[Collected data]
════════════════

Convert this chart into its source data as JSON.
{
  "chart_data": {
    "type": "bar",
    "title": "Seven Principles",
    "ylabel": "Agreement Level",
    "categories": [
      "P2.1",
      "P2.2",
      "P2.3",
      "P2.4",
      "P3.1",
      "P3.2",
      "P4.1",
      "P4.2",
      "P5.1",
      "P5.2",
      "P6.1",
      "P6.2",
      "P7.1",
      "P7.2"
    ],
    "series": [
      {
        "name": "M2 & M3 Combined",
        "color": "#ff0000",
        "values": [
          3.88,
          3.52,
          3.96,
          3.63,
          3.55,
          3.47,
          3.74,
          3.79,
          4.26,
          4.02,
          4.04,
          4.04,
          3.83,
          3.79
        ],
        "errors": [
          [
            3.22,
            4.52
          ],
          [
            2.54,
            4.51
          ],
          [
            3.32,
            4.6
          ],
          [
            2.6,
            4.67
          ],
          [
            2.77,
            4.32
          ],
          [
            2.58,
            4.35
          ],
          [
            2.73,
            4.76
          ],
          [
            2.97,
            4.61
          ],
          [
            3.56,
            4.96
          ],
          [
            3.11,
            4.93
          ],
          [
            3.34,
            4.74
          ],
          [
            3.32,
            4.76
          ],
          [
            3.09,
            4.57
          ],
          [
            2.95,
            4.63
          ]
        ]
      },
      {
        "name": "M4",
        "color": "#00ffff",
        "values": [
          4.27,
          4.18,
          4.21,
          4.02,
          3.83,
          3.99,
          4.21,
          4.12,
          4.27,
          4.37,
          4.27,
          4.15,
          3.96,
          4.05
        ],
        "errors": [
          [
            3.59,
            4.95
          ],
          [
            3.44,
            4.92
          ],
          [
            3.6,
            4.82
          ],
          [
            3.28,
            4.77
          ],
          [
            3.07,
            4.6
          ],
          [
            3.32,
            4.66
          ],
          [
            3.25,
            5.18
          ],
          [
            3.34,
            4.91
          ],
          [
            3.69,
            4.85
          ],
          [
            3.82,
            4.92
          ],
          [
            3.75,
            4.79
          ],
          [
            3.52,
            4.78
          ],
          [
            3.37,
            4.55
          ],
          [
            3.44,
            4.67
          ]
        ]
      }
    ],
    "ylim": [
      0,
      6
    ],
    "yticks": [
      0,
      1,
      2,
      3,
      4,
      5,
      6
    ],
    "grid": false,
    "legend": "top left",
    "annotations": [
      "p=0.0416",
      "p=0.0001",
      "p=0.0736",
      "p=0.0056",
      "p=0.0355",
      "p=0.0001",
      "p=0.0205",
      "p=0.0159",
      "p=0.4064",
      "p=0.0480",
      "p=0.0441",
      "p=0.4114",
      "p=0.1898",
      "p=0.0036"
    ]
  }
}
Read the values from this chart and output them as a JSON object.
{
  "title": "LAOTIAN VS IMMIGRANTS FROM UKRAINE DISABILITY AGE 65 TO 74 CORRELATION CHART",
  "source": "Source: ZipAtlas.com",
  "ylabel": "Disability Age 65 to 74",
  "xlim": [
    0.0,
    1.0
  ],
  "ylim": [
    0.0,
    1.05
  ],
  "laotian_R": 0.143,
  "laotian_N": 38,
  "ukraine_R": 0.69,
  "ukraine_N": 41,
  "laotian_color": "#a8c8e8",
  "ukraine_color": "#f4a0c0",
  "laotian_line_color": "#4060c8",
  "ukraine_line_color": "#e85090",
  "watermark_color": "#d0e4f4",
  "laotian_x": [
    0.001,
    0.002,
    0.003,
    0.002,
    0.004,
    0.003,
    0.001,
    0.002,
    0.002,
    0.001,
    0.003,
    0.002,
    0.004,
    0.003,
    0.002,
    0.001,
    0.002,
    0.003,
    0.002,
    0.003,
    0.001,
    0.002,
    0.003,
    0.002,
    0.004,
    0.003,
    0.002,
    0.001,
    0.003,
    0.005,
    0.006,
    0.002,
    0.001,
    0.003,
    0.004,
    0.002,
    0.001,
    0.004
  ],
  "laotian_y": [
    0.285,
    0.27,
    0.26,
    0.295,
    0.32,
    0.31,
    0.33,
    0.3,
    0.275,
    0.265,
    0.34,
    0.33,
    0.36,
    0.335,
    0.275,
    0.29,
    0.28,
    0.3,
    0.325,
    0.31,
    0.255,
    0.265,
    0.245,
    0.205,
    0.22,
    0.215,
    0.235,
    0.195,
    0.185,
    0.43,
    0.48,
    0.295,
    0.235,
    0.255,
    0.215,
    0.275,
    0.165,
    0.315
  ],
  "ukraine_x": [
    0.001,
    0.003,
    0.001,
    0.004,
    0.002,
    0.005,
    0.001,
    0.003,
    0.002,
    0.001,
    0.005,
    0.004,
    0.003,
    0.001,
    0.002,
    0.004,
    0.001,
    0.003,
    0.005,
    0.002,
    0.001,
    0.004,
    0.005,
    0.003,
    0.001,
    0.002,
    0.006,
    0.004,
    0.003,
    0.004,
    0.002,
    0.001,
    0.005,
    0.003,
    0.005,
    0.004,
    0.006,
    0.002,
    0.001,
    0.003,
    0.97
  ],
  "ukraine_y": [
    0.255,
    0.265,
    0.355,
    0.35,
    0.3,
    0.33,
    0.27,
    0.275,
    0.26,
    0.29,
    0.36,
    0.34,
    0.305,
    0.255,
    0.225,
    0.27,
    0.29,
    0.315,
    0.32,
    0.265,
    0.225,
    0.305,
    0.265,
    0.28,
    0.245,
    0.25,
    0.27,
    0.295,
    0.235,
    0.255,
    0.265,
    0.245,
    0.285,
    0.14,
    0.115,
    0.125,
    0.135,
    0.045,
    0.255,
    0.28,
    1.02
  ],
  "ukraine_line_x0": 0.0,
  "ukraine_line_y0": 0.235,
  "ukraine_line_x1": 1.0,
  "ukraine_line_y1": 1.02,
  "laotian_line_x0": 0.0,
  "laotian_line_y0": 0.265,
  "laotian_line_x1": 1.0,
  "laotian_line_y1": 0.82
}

════════════════

Only the number is wanted: how many lines in the entries above contain the word "JSON"?

2